(Task directions)
Your answer should be one number: how many lines of the records hold the string "Patient".

(Record set)
*****
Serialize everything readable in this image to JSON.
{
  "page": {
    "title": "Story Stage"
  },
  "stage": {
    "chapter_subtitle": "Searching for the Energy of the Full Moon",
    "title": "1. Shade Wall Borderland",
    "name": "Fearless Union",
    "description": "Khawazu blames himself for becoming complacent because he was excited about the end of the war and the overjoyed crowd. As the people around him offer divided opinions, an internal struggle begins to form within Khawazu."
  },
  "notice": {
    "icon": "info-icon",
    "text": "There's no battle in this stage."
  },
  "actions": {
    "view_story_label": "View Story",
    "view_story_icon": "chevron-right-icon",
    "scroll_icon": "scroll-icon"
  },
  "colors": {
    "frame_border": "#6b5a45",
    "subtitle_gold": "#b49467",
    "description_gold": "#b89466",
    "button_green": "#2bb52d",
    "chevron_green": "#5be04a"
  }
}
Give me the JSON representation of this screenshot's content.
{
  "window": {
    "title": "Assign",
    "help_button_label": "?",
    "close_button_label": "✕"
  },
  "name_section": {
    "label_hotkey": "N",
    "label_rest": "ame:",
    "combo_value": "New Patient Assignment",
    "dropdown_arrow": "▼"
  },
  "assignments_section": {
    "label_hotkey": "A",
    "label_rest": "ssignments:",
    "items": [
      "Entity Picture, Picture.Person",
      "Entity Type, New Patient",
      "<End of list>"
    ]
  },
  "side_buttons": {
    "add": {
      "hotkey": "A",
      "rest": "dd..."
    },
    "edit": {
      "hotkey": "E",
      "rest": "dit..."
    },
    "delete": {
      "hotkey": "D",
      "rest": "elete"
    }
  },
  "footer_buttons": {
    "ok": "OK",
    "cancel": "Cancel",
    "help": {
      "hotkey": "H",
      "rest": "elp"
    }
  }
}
*****
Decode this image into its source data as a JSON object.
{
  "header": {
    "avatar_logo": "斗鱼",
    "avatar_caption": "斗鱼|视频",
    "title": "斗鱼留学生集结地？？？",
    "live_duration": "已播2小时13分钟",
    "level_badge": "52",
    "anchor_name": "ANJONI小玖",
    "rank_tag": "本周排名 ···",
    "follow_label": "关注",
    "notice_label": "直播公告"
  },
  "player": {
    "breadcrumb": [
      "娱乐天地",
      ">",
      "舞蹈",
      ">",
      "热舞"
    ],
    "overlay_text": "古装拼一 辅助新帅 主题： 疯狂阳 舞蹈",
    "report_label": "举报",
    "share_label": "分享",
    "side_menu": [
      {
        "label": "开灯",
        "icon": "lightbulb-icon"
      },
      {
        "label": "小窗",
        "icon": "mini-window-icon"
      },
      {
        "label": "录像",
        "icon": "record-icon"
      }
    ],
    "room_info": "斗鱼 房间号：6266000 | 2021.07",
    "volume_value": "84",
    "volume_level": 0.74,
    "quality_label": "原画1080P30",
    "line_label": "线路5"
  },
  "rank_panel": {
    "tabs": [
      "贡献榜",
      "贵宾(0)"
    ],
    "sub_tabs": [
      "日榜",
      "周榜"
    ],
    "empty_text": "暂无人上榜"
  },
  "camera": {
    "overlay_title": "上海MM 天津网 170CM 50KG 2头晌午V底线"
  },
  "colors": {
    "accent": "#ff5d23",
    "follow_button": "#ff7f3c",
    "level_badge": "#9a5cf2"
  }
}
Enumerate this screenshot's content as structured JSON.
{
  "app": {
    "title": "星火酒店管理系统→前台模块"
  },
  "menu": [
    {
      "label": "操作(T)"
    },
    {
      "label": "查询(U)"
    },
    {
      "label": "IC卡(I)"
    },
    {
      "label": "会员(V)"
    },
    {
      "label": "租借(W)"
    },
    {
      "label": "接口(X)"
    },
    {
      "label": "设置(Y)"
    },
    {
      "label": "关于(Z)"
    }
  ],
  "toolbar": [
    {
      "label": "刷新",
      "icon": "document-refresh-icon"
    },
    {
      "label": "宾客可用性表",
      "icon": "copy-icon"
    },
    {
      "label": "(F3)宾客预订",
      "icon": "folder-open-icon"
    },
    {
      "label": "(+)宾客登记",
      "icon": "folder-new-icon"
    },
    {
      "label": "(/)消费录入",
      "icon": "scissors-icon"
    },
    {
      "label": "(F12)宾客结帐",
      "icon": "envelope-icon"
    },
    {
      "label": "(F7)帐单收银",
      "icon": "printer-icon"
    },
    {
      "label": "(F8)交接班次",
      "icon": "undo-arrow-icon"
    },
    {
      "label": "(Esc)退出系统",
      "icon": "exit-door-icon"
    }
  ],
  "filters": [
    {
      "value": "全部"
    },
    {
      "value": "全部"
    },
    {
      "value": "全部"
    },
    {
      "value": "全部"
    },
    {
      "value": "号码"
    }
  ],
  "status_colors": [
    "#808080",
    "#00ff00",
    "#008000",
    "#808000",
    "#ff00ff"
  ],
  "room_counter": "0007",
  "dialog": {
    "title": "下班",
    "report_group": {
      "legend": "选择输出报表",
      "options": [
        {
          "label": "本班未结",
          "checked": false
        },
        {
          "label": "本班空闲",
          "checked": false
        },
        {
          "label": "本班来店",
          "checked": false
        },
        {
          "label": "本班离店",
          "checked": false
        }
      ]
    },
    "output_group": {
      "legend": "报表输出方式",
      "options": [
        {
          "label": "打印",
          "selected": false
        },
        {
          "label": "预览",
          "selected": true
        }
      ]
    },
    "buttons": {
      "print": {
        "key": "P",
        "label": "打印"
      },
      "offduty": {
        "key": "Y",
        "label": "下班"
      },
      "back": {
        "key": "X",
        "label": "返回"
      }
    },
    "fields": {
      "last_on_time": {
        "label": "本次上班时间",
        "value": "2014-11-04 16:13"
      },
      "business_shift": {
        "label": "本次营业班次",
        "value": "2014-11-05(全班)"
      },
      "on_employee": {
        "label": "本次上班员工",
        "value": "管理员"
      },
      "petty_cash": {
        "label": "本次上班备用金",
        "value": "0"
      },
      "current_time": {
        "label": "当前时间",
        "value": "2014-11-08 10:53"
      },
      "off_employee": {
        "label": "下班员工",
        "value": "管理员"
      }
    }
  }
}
*****
(The solution)
2